-- Aim --
Leaving out every picture, quote the data below exactly as it appears.
___ Given information ___
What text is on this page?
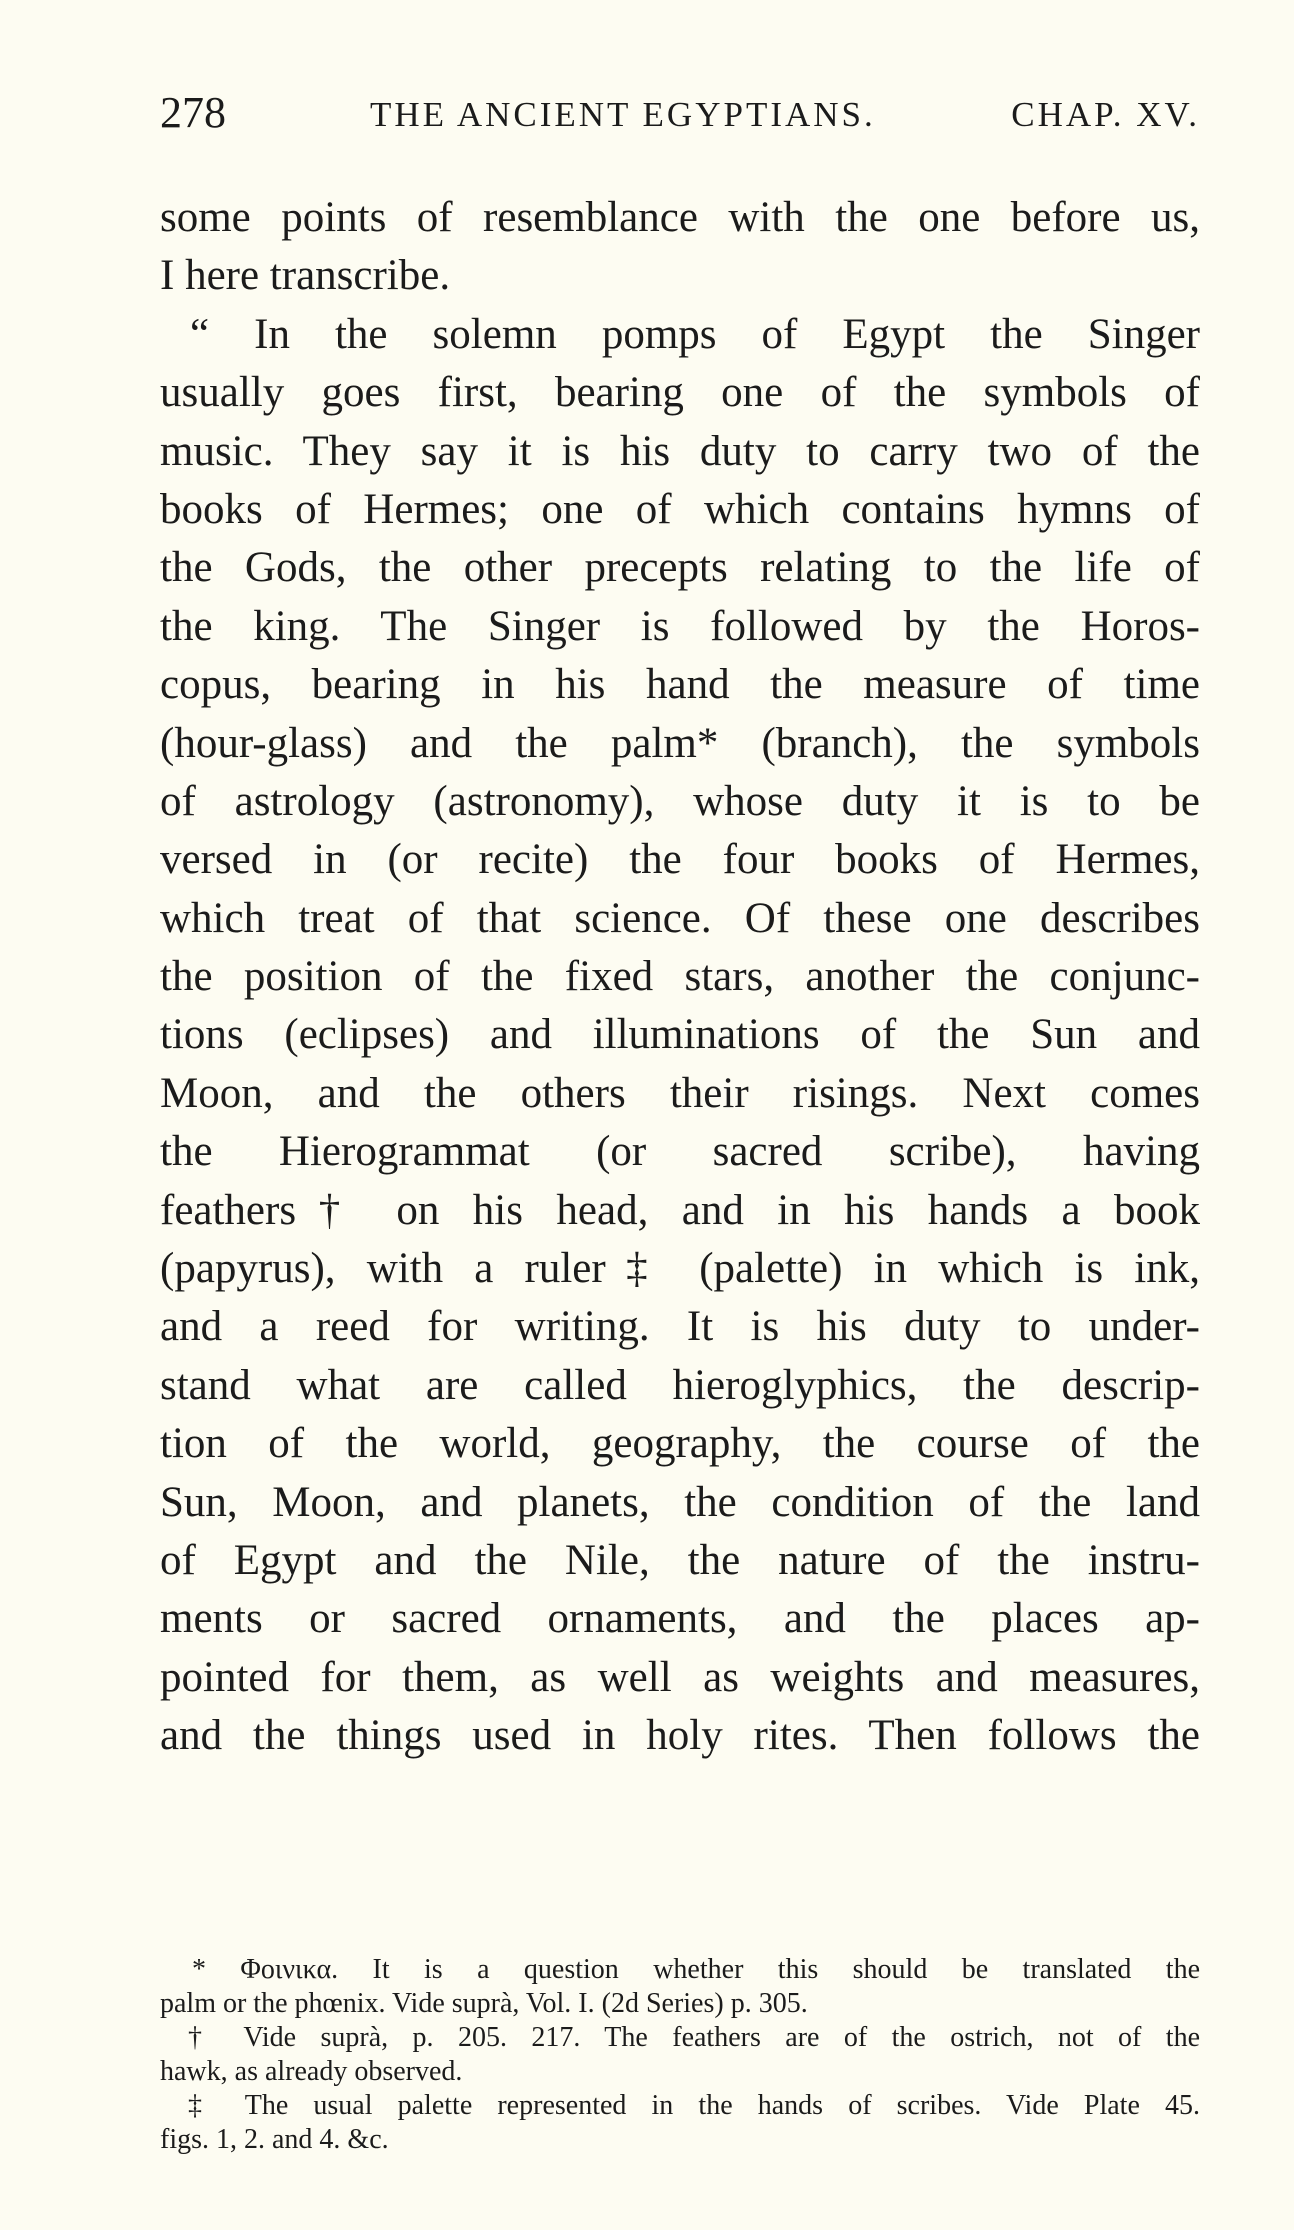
278	THE ANCIENT EGYPTIANS.	CHAP. XV.
some points of resemblance with the one before us,
I here transcribe.
“ In the solemn pomps of Egypt the Singer
usually goes first, bearing one of the symbols of
music. They say it is his duty to carry two of the
books of Hermes; one of which contains hymns of
the Gods, the other precepts relating to the life of
the king. The Singer is followed by the Horos-
copus, bearing in his hand the measure of time
(hour-glass) and the palm* (branch), the symbols
of astrology (astronomy), whose duty it is to be
versed in (or recite) the four books of Hermes,
which treat of that science. Of these one describes
the position of the fixed stars, another the conjunc-
tions (eclipses) and illuminations of the Sun and
Moon, and the others their risings. Next comes
the Hierogrammat (or sacred scribe), having
feathers† on his head, and in his hands a book
(papyrus), with a ruler‡ (palette) in which is ink,
and a reed for writing. It is his duty to under-
stand what are called hieroglyphics, the descrip-
tion of the world, geography, the course of the
Sun, Moon, and planets, the condition of the land
of Egypt and the Nile, the nature of the instru-
ments or sacred ornaments, and the places ap-
pointed for them, as well as weights and measures,
and the things used in holy rites. Then follows the
* Φοινικα. It is a question whether this should be translated the
palm or the phœnix. Vide suprà, Vol. I. (2d Series) p. 305.
† Vide suprà, p. 205. 217. The feathers are of the ostrich, not of the
hawk, as already observed.
‡ The usual palette represented in the hands of scribes. Vide Plate 45.
figs. 1, 2. and 4. &c.
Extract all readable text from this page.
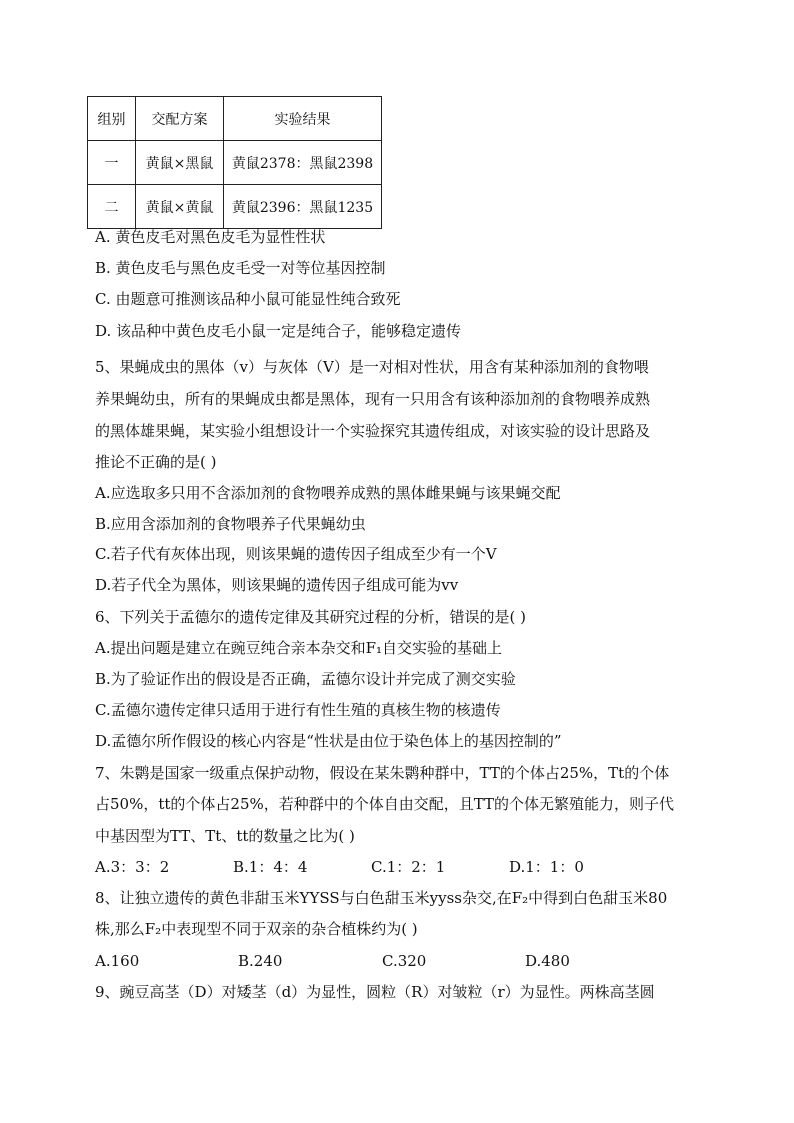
组别	交配方案	实验结果
一	黄鼠×黑鼠	黄鼠2378：黑鼠2398
二	黄鼠×黄鼠	黄鼠2396：黑鼠1235
A. 黄色皮毛对黑色皮毛为显性性状
B. 黄色皮毛与黑色皮毛受一对等位基因控制
C. 由题意可推测该品种小鼠可能显性纯合致死
D. 该品种中黄色皮毛小鼠一定是纯合子，能够稳定遗传
5、果蝇成虫的黑体（v）与灰体（V）是一对相对性状，用含有某种添加剂的食物喂
养果蝇幼虫，所有的果蝇成虫都是黑体，现有一只用含有该种添加剂的食物喂养成熟
的黑体雄果蝇，某实验小组想设计一个实验探究其遗传组成，对该实验的设计思路及
推论不正确的是( )
A.应选取多只用不含添加剂的食物喂养成熟的黑体雌果蝇与该果蝇交配
B.应用含添加剂的食物喂养子代果蝇幼虫
C.若子代有灰体出现，则该果蝇的遗传因子组成至少有一个V
D.若子代全为黑体，则该果蝇的遗传因子组成可能为vv
6、下列关于孟德尔的遗传定律及其研究过程的分析，错误的是( )
A.提出问题是建立在豌豆纯合亲本杂交和F₁自交实验的基础上
B.为了验证作出的假设是否正确，孟德尔设计并完成了测交实验
C.孟德尔遗传定律只适用于进行有性生殖的真核生物的核遗传
D.孟德尔所作假设的核心内容是“性状是由位于染色体上的基因控制的”
7、朱鹮是国家一级重点保护动物，假设在某朱鹮种群中，TT的个体占25%，Tt的个体
占50%，tt的个体占25%，若种群中的个体自由交配，且TT的个体无繁殖能力，则子代
中基因型为TT、Tt、tt的数量之比为( )
A.3：3：2	B.1：4：4	C.1：2：1	D.1：1：0
8、让独立遗传的黄色非甜玉米YYSS与白色甜玉米yyss杂交,在F₂中得到白色甜玉米80
株,那么F₂中表现型不同于双亲的杂合植株约为( )
A.160	B.240	C.320	D.480
9、豌豆高茎（D）对矮茎（d）为显性，圆粒（R）对皱粒（r）为显性。两株高茎圆
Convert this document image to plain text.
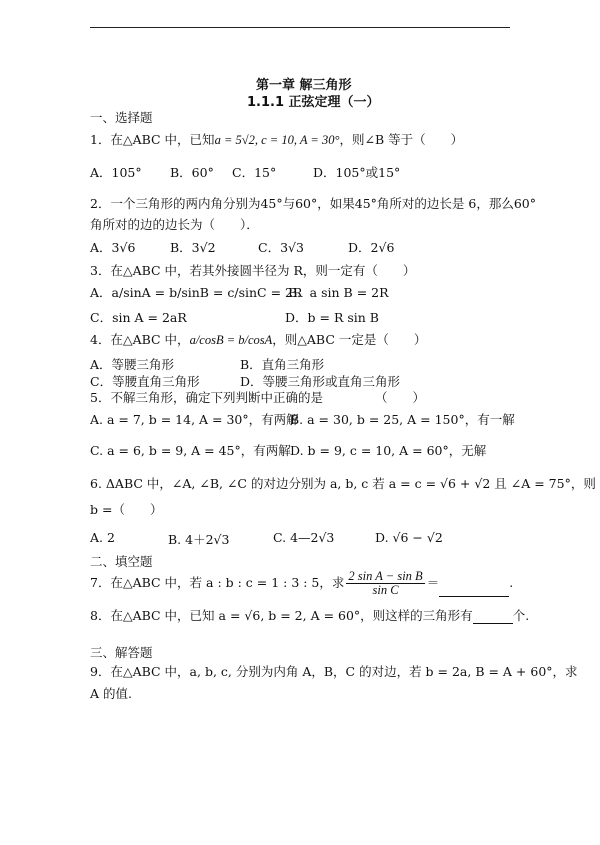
第一章 解三角形
1.1.1 正弦定理（一）
一、选择题
1．在△ABC 中，已知a = 5√2, c = 10, A = 30°，则∠B 等于（　　）
A．105° B．60° C．15°	D．105°或15°
2．一个三角形的两内角分别为45°与60°，如果45°角所对的边长是 6，那么60°
角所对的边的边长为（　　）．
A．3√6	B．3√2	C．3√3	D．2√6
3．在△ABC 中，若其外接圆半径为 R，则一定有（　　）
A．a/sinA = b/sinB = c/sinC = 2R
B．a sin B = 2R
C．sin A = 2aR	D．b = R sin B
4．在△ABC 中，a/cosB = b/cosA，则△ABC 一定是（　　）
A．等腰三角形	B．直角三角形
C．等腰直角三角形	D．等腰三角形或直角三角形
5．不解三角形，确定下列判断中正确的是	（　　）
A. a = 7, b = 14, A = 30°，有两解
B. a = 30, b = 25, A = 150°，有一解
C. a = 6, b = 9, A = 45°，有两解 D. b = 9, c = 10, A = 60°，无解
6. ΔABC 中，∠A, ∠B, ∠C 的对边分别为 a, b, c 若 a = c = √6 + √2 且 ∠A = 75°，则
b =（　　）
A. 2	B. 4＋2√3	C. 4—2√3	D. √6 − √2
二、填空题
7．在△ABC 中，若 a : b : c = 1 : 3 : 5，求 $\frac{\text{2 sin A − sin B}}{\text{sin C}}$ ＝	.
8．在△ABC 中，已知 a = √6, b = 2, A = 60°，则这样的三角形有	个.
三、解答题
9．在△ABC 中，a, b, c, 分别为内角 A，B，C 的对边，若 b = 2a, B = A + 60°，求
A 的值.
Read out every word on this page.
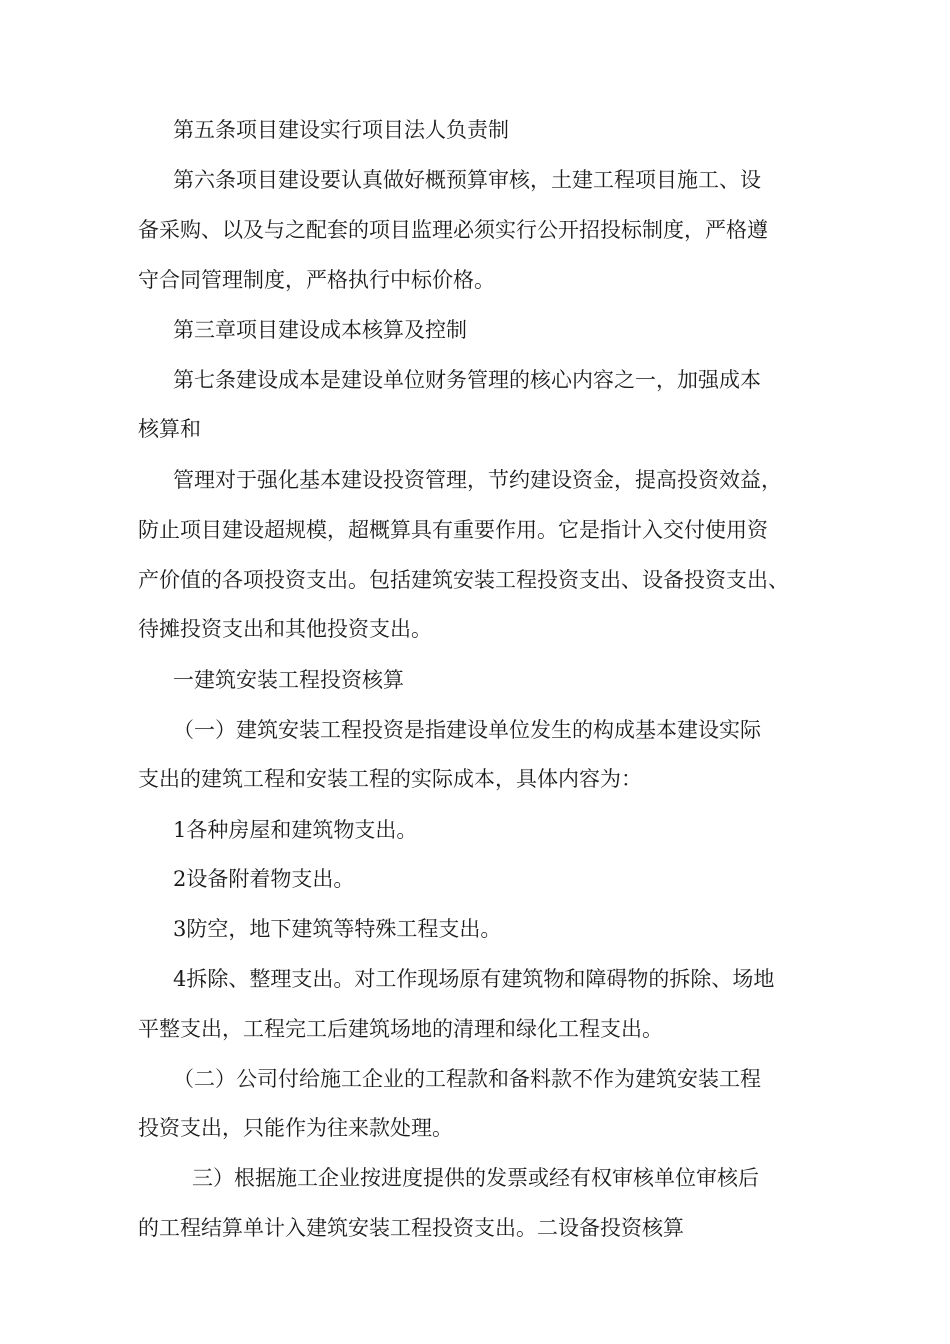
第五条项目建设实行项目法人负责制
第六条项目建设要认真做好概预算审核，土建工程项目施工、设
备采购、以及与之配套的项目监理必须实行公开招投标制度，严格遵
守合同管理制度，严格执行中标价格。
第三章项目建设成本核算及控制
第七条建设成本是建设单位财务管理的核心内容之一，加强成本
核算和
管理对于强化基本建设投资管理，节约建设资金，提高投资效益，
防止项目建设超规模，超概算具有重要作用。它是指计入交付使用资
产价值的各项投资支出。包括建筑安装工程投资支出、设备投资支出、
待摊投资支出和其他投资支出。
一建筑安装工程投资核算
（一）建筑安装工程投资是指建设单位发生的构成基本建设实际
支出的建筑工程和安装工程的实际成本，具体内容为：
1各种房屋和建筑物支出。
2设备附着物支出。
3防空，地下建筑等特殊工程支出。
4拆除、整理支出。对工作现场原有建筑物和障碍物的拆除、场地
平整支出，工程完工后建筑场地的清理和绿化工程支出。
（二）公司付给施工企业的工程款和备料款不作为建筑安装工程
投资支出，只能作为往来款处理。
三）根据施工企业按进度提供的发票或经有权审核单位审核后
的工程结算单计入建筑安装工程投资支出。二设备投资核算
___
-- Expected answer --
What text is on this page?
278	THE ANCIENT EGYPTIANS.	CHAP. XV.
some points of resemblance with the one before us,
I here transcribe.
“ In the solemn pomps of Egypt the Singer
usually goes first, bearing one of the symbols of
music. They say it is his duty to carry two of the
books of Hermes; one of which contains hymns of
the Gods, the other precepts relating to the life of
the king. The Singer is followed by the Horos-
copus, bearing in his hand the measure of time
(hour-glass) and the palm* (branch), the symbols
of astrology (astronomy), whose duty it is to be
versed in (or recite) the four books of Hermes,
which treat of that science. Of these one describes
the position of the fixed stars, another the conjunc-
tions (eclipses) and illuminations of the Sun and
Moon, and the others their risings. Next comes
the Hierogrammat (or sacred scribe), having
feathers† on his head, and in his hands a book
(papyrus), with a ruler‡ (palette) in which is ink,
and a reed for writing. It is his duty to under-
stand what are called hieroglyphics, the descrip-
tion of the world, geography, the course of the
Sun, Moon, and planets, the condition of the land
of Egypt and the Nile, the nature of the instru-
ments or sacred ornaments, and the places ap-
pointed for them, as well as weights and measures,
and the things used in holy rites. Then follows the
* Φοινικα. It is a question whether this should be translated the
palm or the phœnix. Vide suprà, Vol. I. (2d Series) p. 305.
† Vide suprà, p. 205. 217. The feathers are of the ostrich, not of the
hawk, as already observed.
‡ The usual palette represented in the hands of scribes. Vide Plate 45.
figs. 1, 2. and 4. &c.
Extract all readable text from this page.
组别	交配方案	实验结果
一	黄鼠×黑鼠	黄鼠2378：黑鼠2398
二	黄鼠×黄鼠	黄鼠2396：黑鼠1235
A. 黄色皮毛对黑色皮毛为显性性状
B. 黄色皮毛与黑色皮毛受一对等位基因控制
C. 由题意可推测该品种小鼠可能显性纯合致死
D. 该品种中黄色皮毛小鼠一定是纯合子，能够稳定遗传
5、果蝇成虫的黑体（v）与灰体（V）是一对相对性状，用含有某种添加剂的食物喂
养果蝇幼虫，所有的果蝇成虫都是黑体，现有一只用含有该种添加剂的食物喂养成熟
的黑体雄果蝇，某实验小组想设计一个实验探究其遗传组成，对该实验的设计思路及
推论不正确的是( )
A.应选取多只用不含添加剂的食物喂养成熟的黑体雌果蝇与该果蝇交配
B.应用含添加剂的食物喂养子代果蝇幼虫
C.若子代有灰体出现，则该果蝇的遗传因子组成至少有一个V
D.若子代全为黑体，则该果蝇的遗传因子组成可能为vv
6、下列关于孟德尔的遗传定律及其研究过程的分析，错误的是( )
A.提出问题是建立在豌豆纯合亲本杂交和F₁自交实验的基础上
B.为了验证作出的假设是否正确，孟德尔设计并完成了测交实验
C.孟德尔遗传定律只适用于进行有性生殖的真核生物的核遗传
D.孟德尔所作假设的核心内容是“性状是由位于染色体上的基因控制的”
7、朱鹮是国家一级重点保护动物，假设在某朱鹮种群中，TT的个体占25%，Tt的个体
占50%，tt的个体占25%，若种群中的个体自由交配，且TT的个体无繁殖能力，则子代
中基因型为TT、Tt、tt的数量之比为( )
A.3：3：2	B.1：4：4	C.1：2：1	D.1：1：0
8、让独立遗传的黄色非甜玉米YYSS与白色甜玉米yyss杂交,在F₂中得到白色甜玉米80
株,那么F₂中表现型不同于双亲的杂合植株约为( )
A.160	B.240	C.320	D.480
9、豌豆高茎（D）对矮茎（d）为显性，圆粒（R）对皱粒（r）为显性。两株高茎圆
Convert this document image to plain text.
第一章 解三角形
1.1.1 正弦定理（一）
一、选择题
1．在△ABC 中，已知a = 5√2, c = 10, A = 30°，则∠B 等于（　　）
A．105° B．60° C．15°	D．105°或15°
2．一个三角形的两内角分别为45°与60°，如果45°角所对的边长是 6，那么60°
角所对的边的边长为（　　）．
A．3√6	B．3√2	C．3√3	D．2√6
3．在△ABC 中，若其外接圆半径为 R，则一定有（　　）
A．a/sinA = b/sinB = c/sinC = 2R
B．a sin B = 2R
C．sin A = 2aR	D．b = R sin B
4．在△ABC 中，a/cosB = b/cosA，则△ABC 一定是（　　）
A．等腰三角形	B．直角三角形
C．等腰直角三角形	D．等腰三角形或直角三角形
5．不解三角形，确定下列判断中正确的是	（　　）
A. a = 7, b = 14, A = 30°，有两解
B. a = 30, b = 25, A = 150°，有一解
C. a = 6, b = 9, A = 45°，有两解 D. b = 9, c = 10, A = 60°，无解
6. ΔABC 中，∠A, ∠B, ∠C 的对边分别为 a, b, c 若 a = c = √6 + √2 且 ∠A = 75°，则
b =（　　）
A. 2	B. 4＋2√3	C. 4—2√3	D. √6 − √2
二、填空题
7．在△ABC 中，若 a : b : c = 1 : 3 : 5，求 $\frac{\text{2 sin A − sin B}}{\text{sin C}}$ ＝	.
8．在△ABC 中，已知 a = √6, b = 2, A = 60°，则这样的三角形有	个.
三、解答题
9．在△ABC 中，a, b, c, 分别为内角 A，B，C 的对边，若 b = 2a, B = A + 60°，求
A 的值.
Read out every word on this page.
第五条项目建设实行项目法人负责制
第六条项目建设要认真做好概预算审核，土建工程项目施工、设
备采购、以及与之配套的项目监理必须实行公开招投标制度，严格遵
守合同管理制度，严格执行中标价格。
第三章项目建设成本核算及控制
第七条建设成本是建设单位财务管理的核心内容之一，加强成本
核算和
管理对于强化基本建设投资管理，节约建设资金，提高投资效益，
防止项目建设超规模，超概算具有重要作用。它是指计入交付使用资
产价值的各项投资支出。包括建筑安装工程投资支出、设备投资支出、
待摊投资支出和其他投资支出。
一建筑安装工程投资核算
（一）建筑安装工程投资是指建设单位发生的构成基本建设实际
支出的建筑工程和安装工程的实际成本，具体内容为：
1各种房屋和建筑物支出。
2设备附着物支出。
3防空，地下建筑等特殊工程支出。
4拆除、整理支出。对工作现场原有建筑物和障碍物的拆除、场地
平整支出，工程完工后建筑场地的清理和绿化工程支出。
（二）公司付给施工企业的工程款和备料款不作为建筑安装工程
投资支出，只能作为往来款处理。
三）根据施工企业按进度提供的发票或经有权审核单位审核后
的工程结算单计入建筑安装工程投资支出。二设备投资核算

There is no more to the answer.